Garoto de Programa: uma opção, não uma necessidade

A vida na prostituição sob uma perspectiva que você não imaginaria.

Por Francielle Ramos, Rodrigo Sena, Samara Araújo e William Vieira

Vemos por aí diversas pessoas que entraram para a vida da prostituição por necessidade, para que, de alguma forma, pudessem melhorar sua vida financeira. Atraídos pelo dinheiro fácil e pela oportunidade de sair das dívidas, homens, mulheres e até adolescentes oferecem sexo em troca de retorno financeiro. Ter um corpo bonito, bem cuidado e saudável é garantia de muitos olhares. O que fazer com toda essa beleza e juventude? Se a vida não dá boas oportunidades de melhorias e de trabalho, a pessoa poderá entrar para uma vida mais “fácil”. No entanto, a falta de oportunidades e o desespero para mudar de vida, não são os únicos motivos para se trilhar o caminho da prostituição. Você considera a prostituição como uma profissão? Há pessoas que dizem ser uma profissão como outra qualquer. E os “trabalhadores” têm, ainda, o prazer em fazer algo de que gostam e que rende dinheiro.

→ **Instruções do exercício**
Copie fielmente do trecho do documento acima a passagem que se inicia nas palavras "Vemos por aí" e vai até "que rende dinheiro.", inclusive.

→ **Dados fornecidos**

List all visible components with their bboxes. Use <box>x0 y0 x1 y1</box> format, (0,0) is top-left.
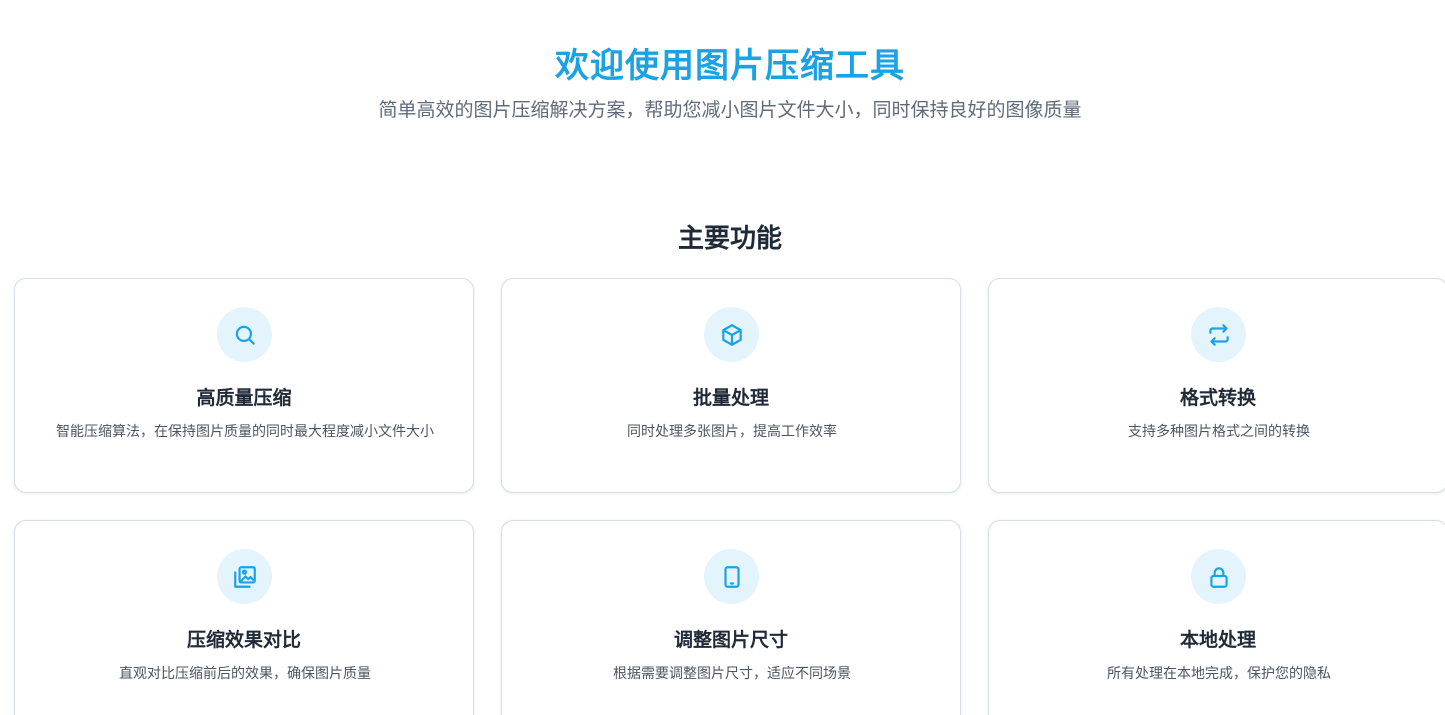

→ **Resposta do exercício**
Vemos por aí diversas pessoas que entraram para a vida da prostituição por necessidade, para que, de alguma forma, pudessem melhorar sua vida financeira. Atraídos pelo dinheiro fácil e pela oportunidade de sair das dívidas, homens, mulheres e até adolescentes oferecem sexo em troca de retorno financeiro. Ter um corpo bonito, bem cuidado e saudável é garantia de muitos olhares. O que fazer com toda essa beleza e juventude? Se a vida não dá boas oportunidades de melhorias e de trabalho, a pessoa poderá entrar para uma vida mais “fácil”. No entanto, a falta de oportunidades e o desespero para mudar de vida, não são os únicos motivos para se trilhar o caminho da prostituição. Você considera a prostituição como uma profissão? Há pessoas que dizem ser uma profissão como outra qualquer. E os “trabalhadores” têm, ainda, o prazer em fazer algo de que gostam e que rende dinheiro.